------ ENTRIES SUPPLIED ------

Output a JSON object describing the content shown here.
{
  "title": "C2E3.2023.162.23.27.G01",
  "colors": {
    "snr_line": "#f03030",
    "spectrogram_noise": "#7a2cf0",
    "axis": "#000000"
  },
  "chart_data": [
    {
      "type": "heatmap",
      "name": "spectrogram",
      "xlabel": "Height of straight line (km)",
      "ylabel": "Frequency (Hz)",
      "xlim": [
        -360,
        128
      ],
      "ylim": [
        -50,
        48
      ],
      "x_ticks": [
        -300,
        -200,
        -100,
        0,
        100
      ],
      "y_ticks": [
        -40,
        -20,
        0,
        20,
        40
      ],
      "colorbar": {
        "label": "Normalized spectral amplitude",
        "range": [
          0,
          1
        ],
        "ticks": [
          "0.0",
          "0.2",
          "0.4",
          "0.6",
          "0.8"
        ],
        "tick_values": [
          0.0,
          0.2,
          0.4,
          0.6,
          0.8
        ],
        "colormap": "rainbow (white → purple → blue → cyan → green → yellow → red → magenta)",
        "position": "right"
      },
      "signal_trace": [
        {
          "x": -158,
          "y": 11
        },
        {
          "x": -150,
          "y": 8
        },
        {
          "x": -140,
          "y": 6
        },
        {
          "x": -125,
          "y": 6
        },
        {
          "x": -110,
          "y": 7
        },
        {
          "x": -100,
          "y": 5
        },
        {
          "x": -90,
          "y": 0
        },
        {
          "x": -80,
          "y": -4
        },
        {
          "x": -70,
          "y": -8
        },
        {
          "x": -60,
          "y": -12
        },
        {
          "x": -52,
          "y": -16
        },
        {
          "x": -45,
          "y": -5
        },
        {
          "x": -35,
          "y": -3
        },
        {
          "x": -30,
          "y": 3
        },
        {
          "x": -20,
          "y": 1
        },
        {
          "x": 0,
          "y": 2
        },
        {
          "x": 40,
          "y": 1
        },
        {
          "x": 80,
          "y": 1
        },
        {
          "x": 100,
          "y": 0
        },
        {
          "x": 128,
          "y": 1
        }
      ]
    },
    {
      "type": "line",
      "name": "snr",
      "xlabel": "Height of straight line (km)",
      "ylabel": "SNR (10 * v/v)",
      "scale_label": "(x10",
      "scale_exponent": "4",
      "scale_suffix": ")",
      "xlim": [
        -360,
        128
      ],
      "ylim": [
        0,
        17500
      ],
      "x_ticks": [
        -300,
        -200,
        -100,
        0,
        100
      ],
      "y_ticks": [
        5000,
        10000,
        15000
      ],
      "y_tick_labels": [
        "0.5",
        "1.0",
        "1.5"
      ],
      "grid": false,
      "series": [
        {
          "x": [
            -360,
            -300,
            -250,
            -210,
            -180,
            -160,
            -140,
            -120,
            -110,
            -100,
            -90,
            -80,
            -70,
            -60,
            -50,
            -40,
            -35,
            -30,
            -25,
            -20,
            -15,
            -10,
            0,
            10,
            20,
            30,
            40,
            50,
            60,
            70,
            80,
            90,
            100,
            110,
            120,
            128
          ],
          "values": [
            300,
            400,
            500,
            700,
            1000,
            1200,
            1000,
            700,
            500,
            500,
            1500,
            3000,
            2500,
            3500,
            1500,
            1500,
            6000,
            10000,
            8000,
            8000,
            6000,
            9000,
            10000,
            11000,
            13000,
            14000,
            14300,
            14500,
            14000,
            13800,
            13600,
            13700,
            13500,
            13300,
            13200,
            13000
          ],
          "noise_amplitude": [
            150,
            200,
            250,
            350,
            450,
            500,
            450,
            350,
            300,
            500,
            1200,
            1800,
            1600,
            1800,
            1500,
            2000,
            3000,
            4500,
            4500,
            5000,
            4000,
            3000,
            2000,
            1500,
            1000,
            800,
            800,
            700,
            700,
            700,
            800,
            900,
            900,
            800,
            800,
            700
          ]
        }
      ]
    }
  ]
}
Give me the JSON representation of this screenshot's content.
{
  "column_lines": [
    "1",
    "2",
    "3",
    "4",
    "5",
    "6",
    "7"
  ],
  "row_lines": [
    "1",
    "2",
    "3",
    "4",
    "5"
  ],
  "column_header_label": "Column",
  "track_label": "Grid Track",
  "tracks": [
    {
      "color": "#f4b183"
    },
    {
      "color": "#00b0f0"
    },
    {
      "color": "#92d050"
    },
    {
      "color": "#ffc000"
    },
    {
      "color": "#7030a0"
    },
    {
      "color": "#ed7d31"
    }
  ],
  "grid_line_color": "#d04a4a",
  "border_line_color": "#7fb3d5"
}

------

• **GOAL**:
Extract the complete data, matching each line exactly.

• **WRITTEN RESPONSE**:
Output a JSON object describing the content shown here.
{
  "title": "C2E3.2023.162.23.27.G01",
  "colors": {
    "snr_line": "#f03030",
    "spectrogram_noise": "#7a2cf0",
    "axis": "#000000"
  },
  "chart_data": [
    {
      "type": "heatmap",
      "name": "spectrogram",
      "xlabel": "Height of straight line (km)",
      "ylabel": "Frequency (Hz)",
      "xlim": [
        -360,
        128
      ],
      "ylim": [
        -50,
        48
      ],
      "x_ticks": [
        -300,
        -200,
        -100,
        0,
        100
      ],
      "y_ticks": [
        -40,
        -20,
        0,
        20,
        40
      ],
      "colorbar": {
        "label": "Normalized spectral amplitude",
        "range": [
          0,
          1
        ],
        "ticks": [
          "0.0",
          "0.2",
          "0.4",
          "0.6",
          "0.8"
        ],
        "tick_values": [
          0.0,
          0.2,
          0.4,
          0.6,
          0.8
        ],
        "colormap": "rainbow (white → purple → blue → cyan → green → yellow → red → magenta)",
        "position": "right"
      },
      "signal_trace": [
        {
          "x": -158,
          "y": 11
        },
        {
          "x": -150,
          "y": 8
        },
        {
          "x": -140,
          "y": 6
        },
        {
          "x": -125,
          "y": 6
        },
        {
          "x": -110,
          "y": 7
        },
        {
          "x": -100,
          "y": 5
        },
        {
          "x": -90,
          "y": 0
        },
        {
          "x": -80,
          "y": -4
        },
        {
          "x": -70,
          "y": -8
        },
        {
          "x": -60,
          "y": -12
        },
        {
          "x": -52,
          "y": -16
        },
        {
          "x": -45,
          "y": -5
        },
        {
          "x": -35,
          "y": -3
        },
        {
          "x": -30,
          "y": 3
        },
        {
          "x": -20,
          "y": 1
        },
        {
          "x": 0,
          "y": 2
        },
        {
          "x": 40,
          "y": 1
        },
        {
          "x": 80,
          "y": 1
        },
        {
          "x": 100,
          "y": 0
        },
        {
          "x": 128,
          "y": 1
        }
      ]
    },
    {
      "type": "line",
      "name": "snr",
      "xlabel": "Height of straight line (km)",
      "ylabel": "SNR (10 * v/v)",
      "scale_label": "(x10",
      "scale_exponent": "4",
      "scale_suffix": ")",
      "xlim": [
        -360,
        128
      ],
      "ylim": [
        0,
        17500
      ],
      "x_ticks": [
        -300,
        -200,
        -100,
        0,
        100
      ],
      "y_ticks": [
        5000,
        10000,
        15000
      ],
      "y_tick_labels": [
        "0.5",
        "1.0",
        "1.5"
      ],
      "grid": false,
      "series": [
        {
          "x": [
            -360,
            -300,
            -250,
            -210,
            -180,
            -160,
            -140,
            -120,
            -110,
            -100,
            -90,
            -80,
            -70,
            -60,
            -50,
            -40,
            -35,
            -30,
            -25,
            -20,
            -15,
            -10,
            0,
            10,
            20,
            30,
            40,
            50,
            60,
            70,
            80,
            90,
            100,
            110,
            120,
            128
          ],
          "values": [
            300,
            400,
            500,
            700,
            1000,
            1200,
            1000,
            700,
            500,
            500,
            1500,
            3000,
            2500,
            3500,
            1500,
            1500,
            6000,
            10000,
            8000,
            8000,
            6000,
            9000,
            10000,
            11000,
            13000,
            14000,
            14300,
            14500,
            14000,
            13800,
            13600,
            13700,
            13500,
            13300,
            13200,
            13000
          ],
          "noise_amplitude": [
            150,
            200,
            250,
            350,
            450,
            500,
            450,
            350,
            300,
            500,
            1200,
            1800,
            1600,
            1800,
            1500,
            2000,
            3000,
            4500,
            4500,
            5000,
            4000,
            3000,
            2000,
            1500,
            1000,
            800,
            800,
            700,
            700,
            700,
            800,
            900,
            900,
            800,
            800,
            700
          ]
        }
      ]
    }
  ]
}
Give me the JSON representation of this screenshot's content.
{
  "column_lines": [
    "1",
    "2",
    "3",
    "4",
    "5",
    "6",
    "7"
  ],
  "row_lines": [
    "1",
    "2",
    "3",
    "4",
    "5"
  ],
  "column_header_label": "Column",
  "track_label": "Grid Track",
  "tracks": [
    {
      "color": "#f4b183"
    },
    {
      "color": "#00b0f0"
    },
    {
      "color": "#92d050"
    },
    {
      "color": "#ffc000"
    },
    {
      "color": "#7030a0"
    },
    {
      "color": "#ed7d31"
    }
  ],
  "grid_line_color": "#d04a4a",
  "border_line_color": "#7fb3d5"
}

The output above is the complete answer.